### Stated exercise
Scan the data below. Pull out each line where "document" occurs.
— start Provided material —
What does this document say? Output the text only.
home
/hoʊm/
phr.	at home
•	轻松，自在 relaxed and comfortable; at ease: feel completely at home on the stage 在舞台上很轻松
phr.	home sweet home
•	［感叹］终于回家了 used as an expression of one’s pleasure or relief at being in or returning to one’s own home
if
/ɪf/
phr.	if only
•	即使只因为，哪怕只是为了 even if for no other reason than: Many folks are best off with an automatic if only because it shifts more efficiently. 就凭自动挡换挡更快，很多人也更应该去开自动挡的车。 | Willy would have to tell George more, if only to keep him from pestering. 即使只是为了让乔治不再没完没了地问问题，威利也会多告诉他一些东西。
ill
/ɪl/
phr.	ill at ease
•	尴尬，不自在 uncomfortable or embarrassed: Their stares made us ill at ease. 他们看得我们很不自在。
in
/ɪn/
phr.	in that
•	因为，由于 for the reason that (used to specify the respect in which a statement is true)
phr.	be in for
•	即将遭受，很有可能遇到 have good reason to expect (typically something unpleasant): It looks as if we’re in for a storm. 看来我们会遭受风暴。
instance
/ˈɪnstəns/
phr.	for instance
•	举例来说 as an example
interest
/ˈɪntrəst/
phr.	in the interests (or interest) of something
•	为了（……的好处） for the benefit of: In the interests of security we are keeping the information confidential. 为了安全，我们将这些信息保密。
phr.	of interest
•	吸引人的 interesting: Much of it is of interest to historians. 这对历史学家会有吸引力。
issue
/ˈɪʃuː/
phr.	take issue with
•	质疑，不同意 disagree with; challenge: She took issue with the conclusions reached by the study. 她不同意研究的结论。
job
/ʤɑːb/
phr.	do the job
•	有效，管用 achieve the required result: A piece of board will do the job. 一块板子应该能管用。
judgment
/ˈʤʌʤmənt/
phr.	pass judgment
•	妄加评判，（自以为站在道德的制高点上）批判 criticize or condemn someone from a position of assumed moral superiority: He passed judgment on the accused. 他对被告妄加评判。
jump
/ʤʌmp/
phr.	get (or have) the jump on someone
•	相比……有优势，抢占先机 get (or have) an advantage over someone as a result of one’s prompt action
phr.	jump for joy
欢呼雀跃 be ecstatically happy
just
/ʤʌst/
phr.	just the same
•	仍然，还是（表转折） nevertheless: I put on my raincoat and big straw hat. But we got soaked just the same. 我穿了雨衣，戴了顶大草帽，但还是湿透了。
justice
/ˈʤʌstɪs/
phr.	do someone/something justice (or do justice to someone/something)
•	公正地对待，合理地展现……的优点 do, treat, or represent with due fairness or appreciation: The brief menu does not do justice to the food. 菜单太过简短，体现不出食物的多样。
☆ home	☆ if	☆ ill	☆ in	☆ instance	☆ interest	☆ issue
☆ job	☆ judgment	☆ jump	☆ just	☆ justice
— end Provided material —
— start Provided material —
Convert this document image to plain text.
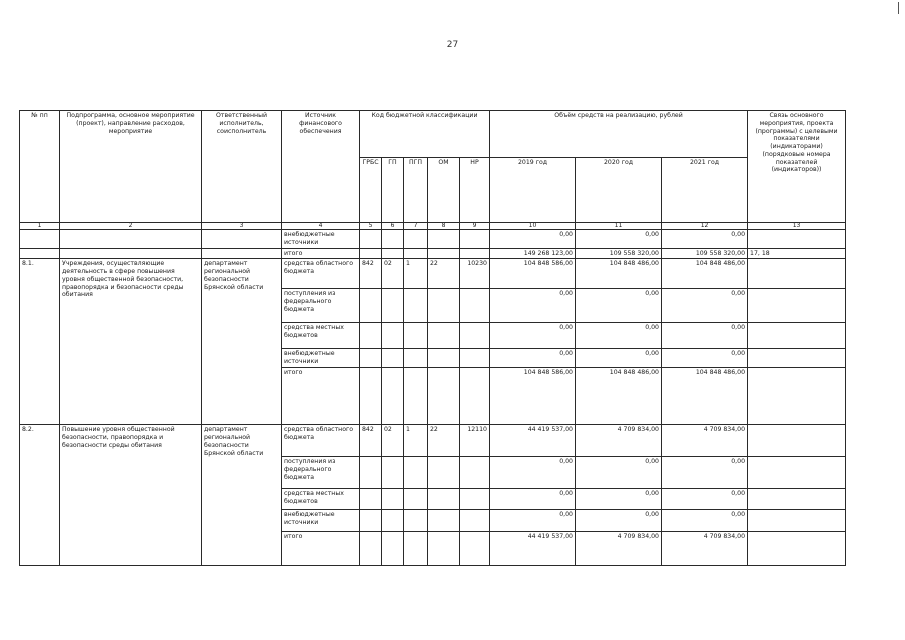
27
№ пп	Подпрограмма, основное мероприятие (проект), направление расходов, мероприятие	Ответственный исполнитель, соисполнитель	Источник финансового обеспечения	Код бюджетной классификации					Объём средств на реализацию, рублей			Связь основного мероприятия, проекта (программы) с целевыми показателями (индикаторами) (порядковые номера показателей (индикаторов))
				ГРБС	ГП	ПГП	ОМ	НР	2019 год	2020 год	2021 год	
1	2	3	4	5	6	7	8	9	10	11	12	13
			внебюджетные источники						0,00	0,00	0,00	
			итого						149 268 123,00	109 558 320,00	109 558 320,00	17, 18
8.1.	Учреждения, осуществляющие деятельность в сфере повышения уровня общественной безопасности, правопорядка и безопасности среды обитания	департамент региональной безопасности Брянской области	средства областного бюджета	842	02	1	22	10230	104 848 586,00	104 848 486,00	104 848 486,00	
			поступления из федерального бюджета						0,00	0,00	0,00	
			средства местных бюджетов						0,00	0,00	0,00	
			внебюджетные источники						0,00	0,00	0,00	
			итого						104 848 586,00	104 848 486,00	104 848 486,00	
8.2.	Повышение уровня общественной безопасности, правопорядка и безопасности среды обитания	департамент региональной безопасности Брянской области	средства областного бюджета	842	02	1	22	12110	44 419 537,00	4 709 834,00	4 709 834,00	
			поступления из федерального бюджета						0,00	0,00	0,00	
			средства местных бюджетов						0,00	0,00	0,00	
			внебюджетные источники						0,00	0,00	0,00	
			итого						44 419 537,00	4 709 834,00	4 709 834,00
— end Provided material —
### Answer below
What does this document say? Output the text only.
Convert this document image to plain text.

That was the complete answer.